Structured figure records
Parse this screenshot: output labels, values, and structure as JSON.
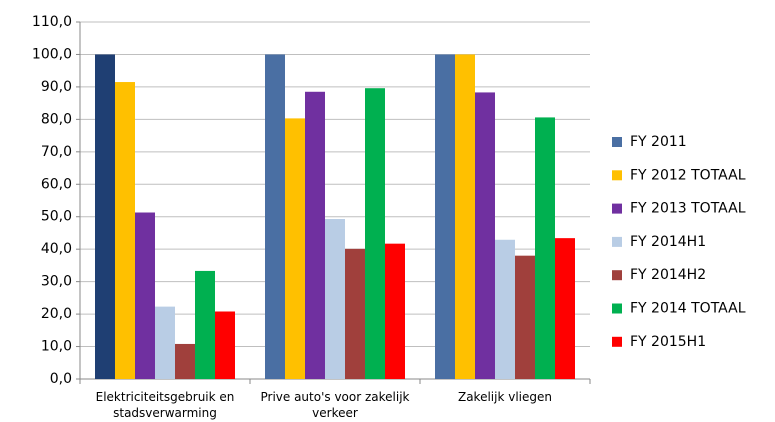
{
  "chart_data": {
    "type": "bar",
    "categories": [
      "Elektriciteitsgebruik en stadsverwarming",
      "Prive auto's voor zakelijk verkeer",
      "Zakelijk vliegen"
    ],
    "series": [
      {
        "name": "FY 2011",
        "color": "#4a6fa3",
        "point_colors": [
          "#1f3f73",
          "#4a6fa3",
          "#4a6fa3"
        ],
        "values": [
          100,
          100,
          100
        ]
      },
      {
        "name": "FY 2012 TOTAAL",
        "color": "#ffc000",
        "values": [
          91.5,
          80.3,
          100
        ]
      },
      {
        "name": "FY 2013 TOTAAL",
        "color": "#7030a0",
        "values": [
          51.3,
          88.5,
          88.3
        ]
      },
      {
        "name": "FY 2014H1",
        "color": "#b9cde5",
        "values": [
          22.3,
          49.3,
          42.9
        ]
      },
      {
        "name": "FY 2014H2",
        "color": "#a0403c",
        "values": [
          10.8,
          40.1,
          38.0
        ]
      },
      {
        "name": "FY 2014 TOTAAL",
        "color": "#00b050",
        "values": [
          33.3,
          89.6,
          80.6
        ]
      },
      {
        "name": "FY 2015H1",
        "color": "#ff0000",
        "values": [
          20.8,
          41.7,
          43.4
        ]
      }
    ],
    "ylim": [
      0,
      110
    ],
    "yticks": [
      {
        "value": 0,
        "label": "0,0"
      },
      {
        "value": 10,
        "label": "10,0"
      },
      {
        "value": 20,
        "label": "20,0"
      },
      {
        "value": 30,
        "label": "30,0"
      },
      {
        "value": 40,
        "label": "40,0"
      },
      {
        "value": 50,
        "label": "50,0"
      },
      {
        "value": 60,
        "label": "60,0"
      },
      {
        "value": 70,
        "label": "70,0"
      },
      {
        "value": 80,
        "label": "80,0"
      },
      {
        "value": 90,
        "label": "90,0"
      },
      {
        "value": 100,
        "label": "100,0"
      },
      {
        "value": 110,
        "label": "110,0"
      }
    ],
    "grid": true,
    "legend": "right"
  }
}
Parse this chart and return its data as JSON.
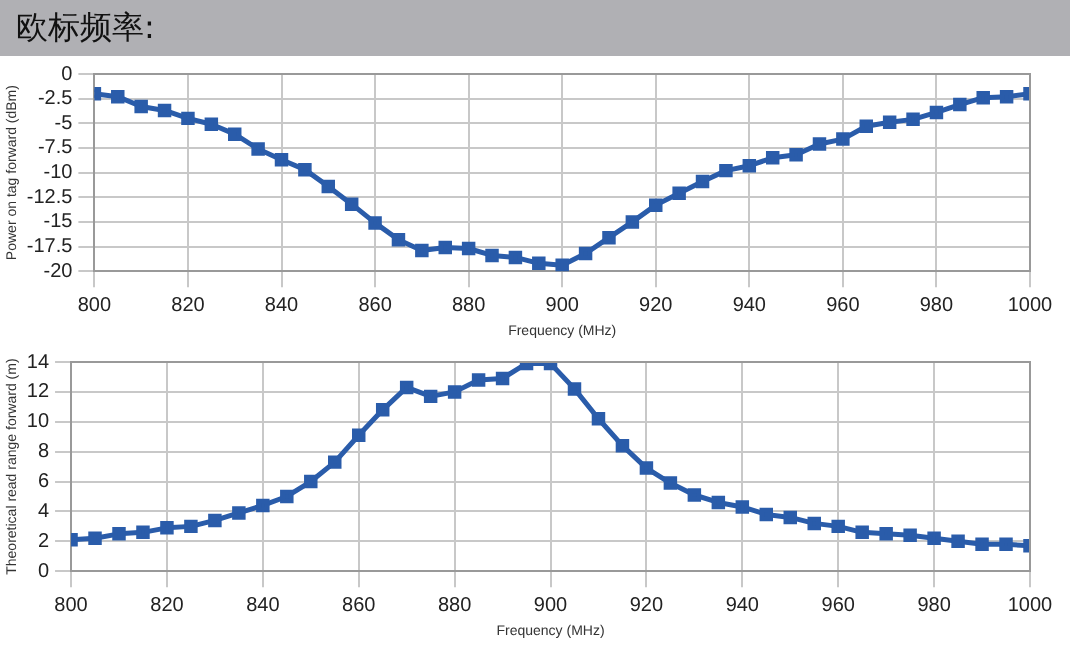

» Aim: Take the listing and print it again exactly, but without any pictures.

» The completed task:
Parse this screenshot: output labels, values, and structure as JSON.
{
  "chart_data": {
    "type": "bar",
    "categories": [
      "Elektriciteitsgebruik en stadsverwarming",
      "Prive auto's voor zakelijk verkeer",
      "Zakelijk vliegen"
    ],
    "series": [
      {
        "name": "FY 2011",
        "color": "#4a6fa3",
        "point_colors": [
          "#1f3f73",
          "#4a6fa3",
          "#4a6fa3"
        ],
        "values": [
          100,
          100,
          100
        ]
      },
      {
        "name": "FY 2012 TOTAAL",
        "color": "#ffc000",
        "values": [
          91.5,
          80.3,
          100
        ]
      },
      {
        "name": "FY 2013 TOTAAL",
        "color": "#7030a0",
        "values": [
          51.3,
          88.5,
          88.3
        ]
      },
      {
        "name": "FY 2014H1",
        "color": "#b9cde5",
        "values": [
          22.3,
          49.3,
          42.9
        ]
      },
      {
        "name": "FY 2014H2",
        "color": "#a0403c",
        "values": [
          10.8,
          40.1,
          38.0
        ]
      },
      {
        "name": "FY 2014 TOTAAL",
        "color": "#00b050",
        "values": [
          33.3,
          89.6,
          80.6
        ]
      },
      {
        "name": "FY 2015H1",
        "color": "#ff0000",
        "values": [
          20.8,
          41.7,
          43.4
        ]
      }
    ],
    "ylim": [
      0,
      110
    ],
    "yticks": [
      {
        "value": 0,
        "label": "0,0"
      },
      {
        "value": 10,
        "label": "10,0"
      },
      {
        "value": 20,
        "label": "20,0"
      },
      {
        "value": 30,
        "label": "30,0"
      },
      {
        "value": 40,
        "label": "40,0"
      },
      {
        "value": 50,
        "label": "50,0"
      },
      {
        "value": 60,
        "label": "60,0"
      },
      {
        "value": 70,
        "label": "70,0"
      },
      {
        "value": 80,
        "label": "80,0"
      },
      {
        "value": 90,
        "label": "90,0"
      },
      {
        "value": 100,
        "label": "100,0"
      },
      {
        "value": 110,
        "label": "110,0"
      }
    ],
    "grid": true,
    "legend": "right"
  }
}
Parse this chart and return its data as JSON.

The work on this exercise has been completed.